- [Data records]
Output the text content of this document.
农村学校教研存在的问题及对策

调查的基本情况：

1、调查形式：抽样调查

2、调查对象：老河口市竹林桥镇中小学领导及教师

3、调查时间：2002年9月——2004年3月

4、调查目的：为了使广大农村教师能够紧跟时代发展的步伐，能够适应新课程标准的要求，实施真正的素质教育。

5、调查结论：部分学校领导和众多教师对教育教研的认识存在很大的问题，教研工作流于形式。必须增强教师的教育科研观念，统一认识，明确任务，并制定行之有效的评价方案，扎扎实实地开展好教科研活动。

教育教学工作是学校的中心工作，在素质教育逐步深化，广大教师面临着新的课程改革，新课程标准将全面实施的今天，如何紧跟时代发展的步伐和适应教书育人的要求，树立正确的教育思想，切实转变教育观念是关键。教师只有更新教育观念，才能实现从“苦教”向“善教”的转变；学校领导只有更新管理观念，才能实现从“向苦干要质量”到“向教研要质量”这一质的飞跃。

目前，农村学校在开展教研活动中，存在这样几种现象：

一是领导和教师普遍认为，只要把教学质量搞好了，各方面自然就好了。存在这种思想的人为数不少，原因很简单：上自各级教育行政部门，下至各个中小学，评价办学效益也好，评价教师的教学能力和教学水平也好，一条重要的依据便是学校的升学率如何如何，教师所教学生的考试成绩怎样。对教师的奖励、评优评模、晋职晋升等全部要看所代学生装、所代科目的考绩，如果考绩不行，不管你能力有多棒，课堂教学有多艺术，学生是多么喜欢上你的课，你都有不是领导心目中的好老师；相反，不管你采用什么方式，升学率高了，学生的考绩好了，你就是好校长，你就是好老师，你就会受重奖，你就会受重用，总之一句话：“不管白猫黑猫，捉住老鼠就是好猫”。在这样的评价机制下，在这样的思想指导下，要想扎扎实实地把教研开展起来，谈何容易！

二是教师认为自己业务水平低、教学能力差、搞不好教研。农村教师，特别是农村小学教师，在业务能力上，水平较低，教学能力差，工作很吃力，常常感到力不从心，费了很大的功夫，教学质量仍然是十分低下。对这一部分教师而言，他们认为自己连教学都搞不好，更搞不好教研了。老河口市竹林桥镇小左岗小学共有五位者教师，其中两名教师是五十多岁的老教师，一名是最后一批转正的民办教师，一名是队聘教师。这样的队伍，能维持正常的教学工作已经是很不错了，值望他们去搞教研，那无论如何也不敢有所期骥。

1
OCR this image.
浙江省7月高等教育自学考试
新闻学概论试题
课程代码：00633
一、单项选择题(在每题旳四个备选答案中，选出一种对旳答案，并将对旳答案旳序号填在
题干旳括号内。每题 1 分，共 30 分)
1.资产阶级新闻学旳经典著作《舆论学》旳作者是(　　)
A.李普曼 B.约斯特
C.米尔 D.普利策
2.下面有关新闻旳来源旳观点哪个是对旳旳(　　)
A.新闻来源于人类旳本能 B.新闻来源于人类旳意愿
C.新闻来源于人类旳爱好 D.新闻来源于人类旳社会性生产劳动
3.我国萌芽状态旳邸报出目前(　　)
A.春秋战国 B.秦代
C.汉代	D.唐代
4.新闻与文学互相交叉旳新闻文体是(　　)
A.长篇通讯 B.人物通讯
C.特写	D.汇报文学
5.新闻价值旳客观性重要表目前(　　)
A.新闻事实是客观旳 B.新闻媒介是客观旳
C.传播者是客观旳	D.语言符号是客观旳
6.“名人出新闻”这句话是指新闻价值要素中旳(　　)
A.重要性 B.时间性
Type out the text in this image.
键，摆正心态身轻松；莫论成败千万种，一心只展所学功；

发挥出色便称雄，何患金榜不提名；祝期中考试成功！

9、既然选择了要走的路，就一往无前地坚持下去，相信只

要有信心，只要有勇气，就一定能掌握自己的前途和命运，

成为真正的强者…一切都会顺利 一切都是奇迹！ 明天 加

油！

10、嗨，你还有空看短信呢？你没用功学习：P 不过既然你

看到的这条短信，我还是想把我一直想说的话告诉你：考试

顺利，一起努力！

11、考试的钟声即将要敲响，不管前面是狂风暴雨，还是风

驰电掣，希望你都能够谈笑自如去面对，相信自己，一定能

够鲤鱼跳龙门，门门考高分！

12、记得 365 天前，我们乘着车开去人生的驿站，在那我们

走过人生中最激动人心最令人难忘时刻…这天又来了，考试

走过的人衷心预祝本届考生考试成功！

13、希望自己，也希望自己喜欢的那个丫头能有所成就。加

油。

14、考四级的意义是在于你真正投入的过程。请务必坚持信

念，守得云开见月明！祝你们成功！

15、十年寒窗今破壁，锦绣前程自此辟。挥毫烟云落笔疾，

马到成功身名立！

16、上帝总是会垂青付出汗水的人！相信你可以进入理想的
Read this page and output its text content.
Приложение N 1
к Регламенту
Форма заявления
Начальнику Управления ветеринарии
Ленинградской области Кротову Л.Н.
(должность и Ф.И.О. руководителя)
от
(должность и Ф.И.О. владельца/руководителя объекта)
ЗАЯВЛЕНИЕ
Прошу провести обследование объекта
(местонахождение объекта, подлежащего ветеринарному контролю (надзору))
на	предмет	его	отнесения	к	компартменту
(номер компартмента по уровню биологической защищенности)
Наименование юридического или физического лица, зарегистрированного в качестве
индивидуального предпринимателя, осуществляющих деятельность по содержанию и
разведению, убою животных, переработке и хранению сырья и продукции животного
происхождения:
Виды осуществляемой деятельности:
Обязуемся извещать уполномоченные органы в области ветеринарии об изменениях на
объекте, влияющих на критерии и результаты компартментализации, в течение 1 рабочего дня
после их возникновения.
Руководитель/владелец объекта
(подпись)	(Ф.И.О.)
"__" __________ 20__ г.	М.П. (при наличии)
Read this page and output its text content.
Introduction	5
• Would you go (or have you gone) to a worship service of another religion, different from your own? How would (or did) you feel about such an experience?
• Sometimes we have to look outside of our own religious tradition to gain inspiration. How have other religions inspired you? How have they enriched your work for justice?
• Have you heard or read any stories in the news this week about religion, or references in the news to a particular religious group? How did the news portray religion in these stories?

- [Task description] Transcribe every entry verbatim.

- [Output below]
Output the text content of this document.
农村学校教研存在的问题及对策

调查的基本情况：

1、调查形式：抽样调查

2、调查对象：老河口市竹林桥镇中小学领导及教师

3、调查时间：2002年9月——2004年3月

4、调查目的：为了使广大农村教师能够紧跟时代发展的步伐，能够适应新课程标准的要求，实施真正的素质教育。

5、调查结论：部分学校领导和众多教师对教育教研的认识存在很大的问题，教研工作流于形式。必须增强教师的教育科研观念，统一认识，明确任务，并制定行之有效的评价方案，扎扎实实地开展好教科研活动。

教育教学工作是学校的中心工作，在素质教育逐步深化，广大教师面临着新的课程改革，新课程标准将全面实施的今天，如何紧跟时代发展的步伐和适应教书育人的要求，树立正确的教育思想，切实转变教育观念是关键。教师只有更新教育观念，才能实现从“苦教”向“善教”的转变；学校领导只有更新管理观念，才能实现从“向苦干要质量”到“向教研要质量”这一质的飞跃。

目前，农村学校在开展教研活动中，存在这样几种现象：

一是领导和教师普遍认为，只要把教学质量搞好了，各方面自然就好了。存在这种思想的人为数不少，原因很简单：上自各级教育行政部门，下至各个中小学，评价办学效益也好，评价教师的教学能力和教学水平也好，一条重要的依据便是学校的升学率如何如何，教师所教学生的考试成绩怎样。对教师的奖励、评优评模、晋职晋升等全部要看所代学生装、所代科目的考绩，如果考绩不行，不管你能力有多棒，课堂教学有多艺术，学生是多么喜欢上你的课，你都有不是领导心目中的好老师；相反，不管你采用什么方式，升学率高了，学生的考绩好了，你就是好校长，你就是好老师，你就会受重奖，你就会受重用，总之一句话：“不管白猫黑猫，捉住老鼠就是好猫”。在这样的评价机制下，在这样的思想指导下，要想扎扎实实地把教研开展起来，谈何容易！

二是教师认为自己业务水平低、教学能力差、搞不好教研。农村教师，特别是农村小学教师，在业务能力上，水平较低，教学能力差，工作很吃力，常常感到力不从心，费了很大的功夫，教学质量仍然是十分低下。对这一部分教师而言，他们认为自己连教学都搞不好，更搞不好教研了。老河口市竹林桥镇小左岗小学共有五位者教师，其中两名教师是五十多岁的老教师，一名是最后一批转正的民办教师，一名是队聘教师。这样的队伍，能维持正常的教学工作已经是很不错了，值望他们去搞教研，那无论如何也不敢有所期骥。

1
OCR this image.
浙江省7月高等教育自学考试
新闻学概论试题
课程代码：00633
一、单项选择题(在每题旳四个备选答案中，选出一种对旳答案，并将对旳答案旳序号填在
题干旳括号内。每题 1 分，共 30 分)
1.资产阶级新闻学旳经典著作《舆论学》旳作者是(　　)
A.李普曼 B.约斯特
C.米尔 D.普利策
2.下面有关新闻旳来源旳观点哪个是对旳旳(　　)
A.新闻来源于人类旳本能 B.新闻来源于人类旳意愿
C.新闻来源于人类旳爱好 D.新闻来源于人类旳社会性生产劳动
3.我国萌芽状态旳邸报出目前(　　)
A.春秋战国 B.秦代
C.汉代	D.唐代
4.新闻与文学互相交叉旳新闻文体是(　　)
A.长篇通讯 B.人物通讯
C.特写	D.汇报文学
5.新闻价值旳客观性重要表目前(　　)
A.新闻事实是客观旳 B.新闻媒介是客观旳
C.传播者是客观旳	D.语言符号是客观旳
6.“名人出新闻”这句话是指新闻价值要素中旳(　　)
A.重要性 B.时间性
Type out the text in this image.
键，摆正心态身轻松；莫论成败千万种，一心只展所学功；

发挥出色便称雄，何患金榜不提名；祝期中考试成功！

9、既然选择了要走的路，就一往无前地坚持下去，相信只

要有信心，只要有勇气，就一定能掌握自己的前途和命运，

成为真正的强者…一切都会顺利 一切都是奇迹！ 明天 加

油！

10、嗨，你还有空看短信呢？你没用功学习：P 不过既然你

看到的这条短信，我还是想把我一直想说的话告诉你：考试

顺利，一起努力！

11、考试的钟声即将要敲响，不管前面是狂风暴雨，还是风

驰电掣，希望你都能够谈笑自如去面对，相信自己，一定能

够鲤鱼跳龙门，门门考高分！

12、记得 365 天前，我们乘着车开去人生的驿站，在那我们

走过人生中最激动人心最令人难忘时刻…这天又来了，考试

走过的人衷心预祝本届考生考试成功！

13、希望自己，也希望自己喜欢的那个丫头能有所成就。加

油。

14、考四级的意义是在于你真正投入的过程。请务必坚持信

念，守得云开见月明！祝你们成功！

15、十年寒窗今破壁，锦绣前程自此辟。挥毫烟云落笔疾，

马到成功身名立！

16、上帝总是会垂青付出汗水的人！相信你可以进入理想的
Read this page and output its text content.
Приложение N 1
к Регламенту
Форма заявления
Начальнику Управления ветеринарии
Ленинградской области Кротову Л.Н.
(должность и Ф.И.О. руководителя)
от
(должность и Ф.И.О. владельца/руководителя объекта)
ЗАЯВЛЕНИЕ
Прошу провести обследование объекта
(местонахождение объекта, подлежащего ветеринарному контролю (надзору))
на	предмет	его	отнесения	к	компартменту
(номер компартмента по уровню биологической защищенности)
Наименование юридического или физического лица, зарегистрированного в качестве
индивидуального предпринимателя, осуществляющих деятельность по содержанию и
разведению, убою животных, переработке и хранению сырья и продукции животного
происхождения:
Виды осуществляемой деятельности:
Обязуемся извещать уполномоченные органы в области ветеринарии об изменениях на
объекте, влияющих на критерии и результаты компартментализации, в течение 1 рабочего дня
после их возникновения.
Руководитель/владелец объекта
(подпись)	(Ф.И.О.)
"__" __________ 20__ г.	М.П. (при наличии)
Read this page and output its text content.
Introduction	5
• Would you go (or have you gone) to a worship service of another religion, different from your own? How would (or did) you feel about such an experience?
• Sometimes we have to look outside of our own religious tradition to gain inspiration. How have other religions inspired you? How have they enriched your work for justice?
• Have you heard or read any stories in the news this week about religion, or references in the news to a particular religious group? How did the news portray religion in these stories?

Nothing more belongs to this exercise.